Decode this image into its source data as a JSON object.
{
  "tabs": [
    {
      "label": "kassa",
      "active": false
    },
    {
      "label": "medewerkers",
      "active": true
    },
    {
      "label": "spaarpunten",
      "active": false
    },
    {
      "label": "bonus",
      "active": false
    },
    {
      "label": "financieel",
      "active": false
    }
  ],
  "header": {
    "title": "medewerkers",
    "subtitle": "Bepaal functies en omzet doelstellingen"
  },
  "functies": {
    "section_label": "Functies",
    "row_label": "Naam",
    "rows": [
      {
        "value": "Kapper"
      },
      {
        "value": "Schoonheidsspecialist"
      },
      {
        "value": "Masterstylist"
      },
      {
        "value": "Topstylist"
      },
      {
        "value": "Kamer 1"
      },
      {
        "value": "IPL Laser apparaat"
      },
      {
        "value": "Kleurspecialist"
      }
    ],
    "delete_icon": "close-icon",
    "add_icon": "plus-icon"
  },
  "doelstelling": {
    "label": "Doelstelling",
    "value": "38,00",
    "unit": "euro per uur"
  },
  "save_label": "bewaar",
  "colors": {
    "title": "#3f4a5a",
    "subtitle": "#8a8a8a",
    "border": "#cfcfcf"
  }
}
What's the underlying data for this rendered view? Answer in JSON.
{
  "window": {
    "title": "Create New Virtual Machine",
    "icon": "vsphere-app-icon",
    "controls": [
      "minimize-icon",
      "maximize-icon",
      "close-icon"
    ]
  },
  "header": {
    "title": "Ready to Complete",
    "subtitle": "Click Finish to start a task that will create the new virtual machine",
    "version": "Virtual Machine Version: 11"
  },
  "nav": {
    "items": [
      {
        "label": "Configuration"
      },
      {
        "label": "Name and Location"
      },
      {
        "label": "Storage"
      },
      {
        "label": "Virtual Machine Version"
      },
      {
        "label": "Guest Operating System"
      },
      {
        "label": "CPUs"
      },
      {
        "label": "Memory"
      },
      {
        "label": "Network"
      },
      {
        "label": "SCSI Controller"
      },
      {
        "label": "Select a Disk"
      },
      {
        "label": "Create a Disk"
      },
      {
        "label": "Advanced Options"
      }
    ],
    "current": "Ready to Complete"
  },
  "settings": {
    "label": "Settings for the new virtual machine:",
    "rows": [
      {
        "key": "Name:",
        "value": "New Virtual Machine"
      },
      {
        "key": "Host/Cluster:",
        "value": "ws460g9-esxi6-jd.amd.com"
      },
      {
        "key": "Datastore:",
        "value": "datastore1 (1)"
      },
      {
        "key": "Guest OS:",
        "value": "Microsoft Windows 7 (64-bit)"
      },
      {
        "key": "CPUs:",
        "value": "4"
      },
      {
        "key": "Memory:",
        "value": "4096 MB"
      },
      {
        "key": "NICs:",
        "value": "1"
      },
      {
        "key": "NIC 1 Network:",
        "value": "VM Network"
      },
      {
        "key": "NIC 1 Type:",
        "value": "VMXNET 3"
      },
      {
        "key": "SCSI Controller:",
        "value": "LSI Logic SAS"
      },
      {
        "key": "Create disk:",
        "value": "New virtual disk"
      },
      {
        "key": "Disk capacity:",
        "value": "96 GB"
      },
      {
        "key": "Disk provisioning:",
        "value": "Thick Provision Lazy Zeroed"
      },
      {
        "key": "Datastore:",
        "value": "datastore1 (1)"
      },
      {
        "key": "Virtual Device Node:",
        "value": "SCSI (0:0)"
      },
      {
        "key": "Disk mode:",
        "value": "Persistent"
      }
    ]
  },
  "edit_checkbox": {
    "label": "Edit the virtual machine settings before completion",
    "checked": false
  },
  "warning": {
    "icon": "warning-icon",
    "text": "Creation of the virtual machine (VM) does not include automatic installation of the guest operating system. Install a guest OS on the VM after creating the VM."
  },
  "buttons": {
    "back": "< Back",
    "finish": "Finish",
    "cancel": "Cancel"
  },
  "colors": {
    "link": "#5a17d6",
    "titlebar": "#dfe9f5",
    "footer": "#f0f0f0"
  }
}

=-=-=-=-=

> Set problem:
Write out all records exactly, keeping every detail.

> Result of the task:
Decode this image into its source data as a JSON object.
{
  "tabs": [
    {
      "label": "kassa",
      "active": false
    },
    {
      "label": "medewerkers",
      "active": true
    },
    {
      "label": "spaarpunten",
      "active": false
    },
    {
      "label": "bonus",
      "active": false
    },
    {
      "label": "financieel",
      "active": false
    }
  ],
  "header": {
    "title": "medewerkers",
    "subtitle": "Bepaal functies en omzet doelstellingen"
  },
  "functies": {
    "section_label": "Functies",
    "row_label": "Naam",
    "rows": [
      {
        "value": "Kapper"
      },
      {
        "value": "Schoonheidsspecialist"
      },
      {
        "value": "Masterstylist"
      },
      {
        "value": "Topstylist"
      },
      {
        "value": "Kamer 1"
      },
      {
        "value": "IPL Laser apparaat"
      },
      {
        "value": "Kleurspecialist"
      }
    ],
    "delete_icon": "close-icon",
    "add_icon": "plus-icon"
  },
  "doelstelling": {
    "label": "Doelstelling",
    "value": "38,00",
    "unit": "euro per uur"
  },
  "save_label": "bewaar",
  "colors": {
    "title": "#3f4a5a",
    "subtitle": "#8a8a8a",
    "border": "#cfcfcf"
  }
}
What's the underlying data for this rendered view? Answer in JSON.
{
  "window": {
    "title": "Create New Virtual Machine",
    "icon": "vsphere-app-icon",
    "controls": [
      "minimize-icon",
      "maximize-icon",
      "close-icon"
    ]
  },
  "header": {
    "title": "Ready to Complete",
    "subtitle": "Click Finish to start a task that will create the new virtual machine",
    "version": "Virtual Machine Version: 11"
  },
  "nav": {
    "items": [
      {
        "label": "Configuration"
      },
      {
        "label": "Name and Location"
      },
      {
        "label": "Storage"
      },
      {
        "label": "Virtual Machine Version"
      },
      {
        "label": "Guest Operating System"
      },
      {
        "label": "CPUs"
      },
      {
        "label": "Memory"
      },
      {
        "label": "Network"
      },
      {
        "label": "SCSI Controller"
      },
      {
        "label": "Select a Disk"
      },
      {
        "label": "Create a Disk"
      },
      {
        "label": "Advanced Options"
      }
    ],
    "current": "Ready to Complete"
  },
  "settings": {
    "label": "Settings for the new virtual machine:",
    "rows": [
      {
        "key": "Name:",
        "value": "New Virtual Machine"
      },
      {
        "key": "Host/Cluster:",
        "value": "ws460g9-esxi6-jd.amd.com"
      },
      {
        "key": "Datastore:",
        "value": "datastore1 (1)"
      },
      {
        "key": "Guest OS:",
        "value": "Microsoft Windows 7 (64-bit)"
      },
      {
        "key": "CPUs:",
        "value": "4"
      },
      {
        "key": "Memory:",
        "value": "4096 MB"
      },
      {
        "key": "NICs:",
        "value": "1"
      },
      {
        "key": "NIC 1 Network:",
        "value": "VM Network"
      },
      {
        "key": "NIC 1 Type:",
        "value": "VMXNET 3"
      },
      {
        "key": "SCSI Controller:",
        "value": "LSI Logic SAS"
      },
      {
        "key": "Create disk:",
        "value": "New virtual disk"
      },
      {
        "key": "Disk capacity:",
        "value": "96 GB"
      },
      {
        "key": "Disk provisioning:",
        "value": "Thick Provision Lazy Zeroed"
      },
      {
        "key": "Datastore:",
        "value": "datastore1 (1)"
      },
      {
        "key": "Virtual Device Node:",
        "value": "SCSI (0:0)"
      },
      {
        "key": "Disk mode:",
        "value": "Persistent"
      }
    ]
  },
  "edit_checkbox": {
    "label": "Edit the virtual machine settings before completion",
    "checked": false
  },
  "warning": {
    "icon": "warning-icon",
    "text": "Creation of the virtual machine (VM) does not include automatic installation of the guest operating system. Install a guest OS on the VM after creating the VM."
  },
  "buttons": {
    "back": "< Back",
    "finish": "Finish",
    "cancel": "Cancel"
  },
  "colors": {
    "link": "#5a17d6",
    "titlebar": "#dfe9f5",
    "footer": "#f0f0f0"
  }
}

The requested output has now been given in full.